Locate the lines of the listing below that hold "keywords", then copy each of them.

[Data records]
#####

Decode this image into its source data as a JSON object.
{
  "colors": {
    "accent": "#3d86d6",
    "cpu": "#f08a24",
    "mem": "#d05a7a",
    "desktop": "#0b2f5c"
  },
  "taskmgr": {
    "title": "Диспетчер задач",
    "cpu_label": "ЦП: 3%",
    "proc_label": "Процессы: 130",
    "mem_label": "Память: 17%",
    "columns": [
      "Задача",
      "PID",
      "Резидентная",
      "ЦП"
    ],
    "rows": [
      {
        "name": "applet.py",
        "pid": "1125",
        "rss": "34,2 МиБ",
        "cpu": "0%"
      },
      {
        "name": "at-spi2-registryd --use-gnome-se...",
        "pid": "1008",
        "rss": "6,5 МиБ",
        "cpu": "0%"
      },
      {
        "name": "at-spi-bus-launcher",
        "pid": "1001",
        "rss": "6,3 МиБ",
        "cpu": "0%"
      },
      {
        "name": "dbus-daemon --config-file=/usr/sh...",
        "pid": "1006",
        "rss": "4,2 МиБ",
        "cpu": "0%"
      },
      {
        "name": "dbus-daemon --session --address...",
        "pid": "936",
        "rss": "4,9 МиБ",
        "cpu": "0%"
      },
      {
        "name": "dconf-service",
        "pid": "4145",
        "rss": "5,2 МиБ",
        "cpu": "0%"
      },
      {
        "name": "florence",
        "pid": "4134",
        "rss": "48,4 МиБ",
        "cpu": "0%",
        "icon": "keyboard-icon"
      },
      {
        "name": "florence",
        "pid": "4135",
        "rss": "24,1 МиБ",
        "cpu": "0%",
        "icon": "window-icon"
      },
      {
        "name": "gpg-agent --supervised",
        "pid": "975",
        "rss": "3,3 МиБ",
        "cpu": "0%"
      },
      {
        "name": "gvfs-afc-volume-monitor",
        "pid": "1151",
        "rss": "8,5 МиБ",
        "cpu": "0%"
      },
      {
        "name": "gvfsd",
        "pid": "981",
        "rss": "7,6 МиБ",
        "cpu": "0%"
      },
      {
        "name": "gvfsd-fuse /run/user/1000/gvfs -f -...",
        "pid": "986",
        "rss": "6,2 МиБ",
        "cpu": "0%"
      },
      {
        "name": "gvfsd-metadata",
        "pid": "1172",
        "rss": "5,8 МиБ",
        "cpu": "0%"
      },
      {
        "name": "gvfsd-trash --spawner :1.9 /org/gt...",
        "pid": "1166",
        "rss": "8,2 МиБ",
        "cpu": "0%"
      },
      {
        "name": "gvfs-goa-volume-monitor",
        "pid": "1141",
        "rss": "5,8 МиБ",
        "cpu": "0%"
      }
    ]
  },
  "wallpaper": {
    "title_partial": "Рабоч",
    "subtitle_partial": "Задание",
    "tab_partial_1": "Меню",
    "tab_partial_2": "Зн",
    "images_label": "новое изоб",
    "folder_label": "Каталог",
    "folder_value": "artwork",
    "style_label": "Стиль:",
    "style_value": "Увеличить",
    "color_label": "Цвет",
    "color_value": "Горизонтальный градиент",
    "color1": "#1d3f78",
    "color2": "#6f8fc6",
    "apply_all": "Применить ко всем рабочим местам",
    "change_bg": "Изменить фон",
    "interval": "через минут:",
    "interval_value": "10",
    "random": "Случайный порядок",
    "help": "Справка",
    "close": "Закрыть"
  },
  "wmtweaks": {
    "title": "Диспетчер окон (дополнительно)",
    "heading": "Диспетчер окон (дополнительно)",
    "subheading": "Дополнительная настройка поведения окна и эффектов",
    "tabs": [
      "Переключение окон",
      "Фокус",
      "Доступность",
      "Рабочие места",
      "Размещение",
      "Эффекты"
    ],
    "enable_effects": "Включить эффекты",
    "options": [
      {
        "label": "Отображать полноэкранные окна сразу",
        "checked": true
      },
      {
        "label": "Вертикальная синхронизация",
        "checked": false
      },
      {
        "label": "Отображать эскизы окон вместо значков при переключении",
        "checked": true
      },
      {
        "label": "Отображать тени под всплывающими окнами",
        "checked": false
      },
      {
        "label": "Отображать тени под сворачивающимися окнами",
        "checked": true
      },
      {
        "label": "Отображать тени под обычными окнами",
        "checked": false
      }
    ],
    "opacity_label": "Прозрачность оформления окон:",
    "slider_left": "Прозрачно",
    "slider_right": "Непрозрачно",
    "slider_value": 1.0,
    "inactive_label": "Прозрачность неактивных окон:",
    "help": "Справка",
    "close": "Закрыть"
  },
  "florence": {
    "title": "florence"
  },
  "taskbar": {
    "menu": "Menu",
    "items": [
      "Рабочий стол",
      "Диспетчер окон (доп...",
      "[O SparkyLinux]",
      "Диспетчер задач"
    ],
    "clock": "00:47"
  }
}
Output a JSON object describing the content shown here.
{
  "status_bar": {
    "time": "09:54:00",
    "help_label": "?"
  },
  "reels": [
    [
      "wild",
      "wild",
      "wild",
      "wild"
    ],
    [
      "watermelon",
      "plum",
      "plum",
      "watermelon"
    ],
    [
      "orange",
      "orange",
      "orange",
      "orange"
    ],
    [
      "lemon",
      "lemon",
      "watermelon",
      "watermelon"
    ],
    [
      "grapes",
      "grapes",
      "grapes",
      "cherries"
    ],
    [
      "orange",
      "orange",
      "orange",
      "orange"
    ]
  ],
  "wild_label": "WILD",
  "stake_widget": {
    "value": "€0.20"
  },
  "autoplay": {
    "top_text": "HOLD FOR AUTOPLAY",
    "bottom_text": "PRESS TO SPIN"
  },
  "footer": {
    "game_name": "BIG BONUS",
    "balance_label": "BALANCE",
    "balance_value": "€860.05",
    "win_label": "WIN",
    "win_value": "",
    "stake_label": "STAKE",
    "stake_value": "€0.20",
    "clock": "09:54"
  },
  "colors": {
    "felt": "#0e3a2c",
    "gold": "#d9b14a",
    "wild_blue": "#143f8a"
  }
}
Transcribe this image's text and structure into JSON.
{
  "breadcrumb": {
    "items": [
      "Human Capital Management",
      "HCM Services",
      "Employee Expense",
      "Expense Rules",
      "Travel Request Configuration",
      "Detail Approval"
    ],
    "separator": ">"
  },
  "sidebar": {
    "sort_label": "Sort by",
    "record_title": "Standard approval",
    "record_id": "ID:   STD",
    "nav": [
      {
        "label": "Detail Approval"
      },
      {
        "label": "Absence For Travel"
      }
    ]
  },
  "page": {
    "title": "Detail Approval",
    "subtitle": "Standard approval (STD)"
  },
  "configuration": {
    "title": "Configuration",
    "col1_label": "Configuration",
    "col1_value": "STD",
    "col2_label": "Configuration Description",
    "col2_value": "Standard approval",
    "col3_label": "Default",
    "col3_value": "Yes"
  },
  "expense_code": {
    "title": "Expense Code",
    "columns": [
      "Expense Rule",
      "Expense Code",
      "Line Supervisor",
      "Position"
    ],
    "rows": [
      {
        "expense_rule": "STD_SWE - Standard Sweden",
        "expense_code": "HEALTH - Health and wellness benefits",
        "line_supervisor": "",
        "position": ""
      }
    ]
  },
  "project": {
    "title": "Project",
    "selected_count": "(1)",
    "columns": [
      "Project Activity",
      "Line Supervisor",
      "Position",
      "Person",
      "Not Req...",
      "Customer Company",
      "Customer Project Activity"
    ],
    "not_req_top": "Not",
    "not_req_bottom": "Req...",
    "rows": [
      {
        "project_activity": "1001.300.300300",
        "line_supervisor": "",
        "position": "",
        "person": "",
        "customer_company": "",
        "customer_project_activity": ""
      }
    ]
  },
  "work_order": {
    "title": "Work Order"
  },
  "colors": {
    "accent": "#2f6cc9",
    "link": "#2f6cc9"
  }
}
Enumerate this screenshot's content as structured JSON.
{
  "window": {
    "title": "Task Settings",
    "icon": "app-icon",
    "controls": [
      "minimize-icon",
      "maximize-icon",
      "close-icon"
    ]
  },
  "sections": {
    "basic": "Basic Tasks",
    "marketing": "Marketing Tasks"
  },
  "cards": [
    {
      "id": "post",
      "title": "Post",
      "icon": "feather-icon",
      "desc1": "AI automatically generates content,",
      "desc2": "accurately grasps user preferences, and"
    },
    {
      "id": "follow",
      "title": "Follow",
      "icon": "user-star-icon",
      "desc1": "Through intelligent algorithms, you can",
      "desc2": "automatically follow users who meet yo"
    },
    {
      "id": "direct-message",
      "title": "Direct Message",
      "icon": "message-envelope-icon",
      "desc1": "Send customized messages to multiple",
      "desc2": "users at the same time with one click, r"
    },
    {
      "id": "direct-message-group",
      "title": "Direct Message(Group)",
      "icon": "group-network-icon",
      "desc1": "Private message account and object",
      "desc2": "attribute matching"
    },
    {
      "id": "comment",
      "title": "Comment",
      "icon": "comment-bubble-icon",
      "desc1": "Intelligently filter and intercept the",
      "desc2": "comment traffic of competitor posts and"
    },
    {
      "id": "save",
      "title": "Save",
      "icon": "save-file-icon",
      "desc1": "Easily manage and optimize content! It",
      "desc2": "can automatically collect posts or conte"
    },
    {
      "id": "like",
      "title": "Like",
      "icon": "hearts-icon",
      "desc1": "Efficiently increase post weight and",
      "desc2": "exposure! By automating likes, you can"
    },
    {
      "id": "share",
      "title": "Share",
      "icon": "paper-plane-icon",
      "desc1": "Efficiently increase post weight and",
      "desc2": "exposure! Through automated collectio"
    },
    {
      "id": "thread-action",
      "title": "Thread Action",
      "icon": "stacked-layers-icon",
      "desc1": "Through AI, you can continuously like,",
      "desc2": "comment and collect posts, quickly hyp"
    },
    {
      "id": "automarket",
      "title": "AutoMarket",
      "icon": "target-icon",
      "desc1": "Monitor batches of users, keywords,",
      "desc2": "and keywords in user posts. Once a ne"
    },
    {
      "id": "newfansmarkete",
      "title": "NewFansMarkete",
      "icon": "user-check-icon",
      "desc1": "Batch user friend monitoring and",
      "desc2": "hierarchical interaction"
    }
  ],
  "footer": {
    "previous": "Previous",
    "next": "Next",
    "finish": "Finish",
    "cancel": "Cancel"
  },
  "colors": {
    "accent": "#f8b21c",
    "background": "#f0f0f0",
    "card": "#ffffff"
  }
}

#####

ANSWER TO THE TASK:
      "desc1": "Monitor batches of users, keywords,",
      "desc2": "and keywords in user posts. Once a ne"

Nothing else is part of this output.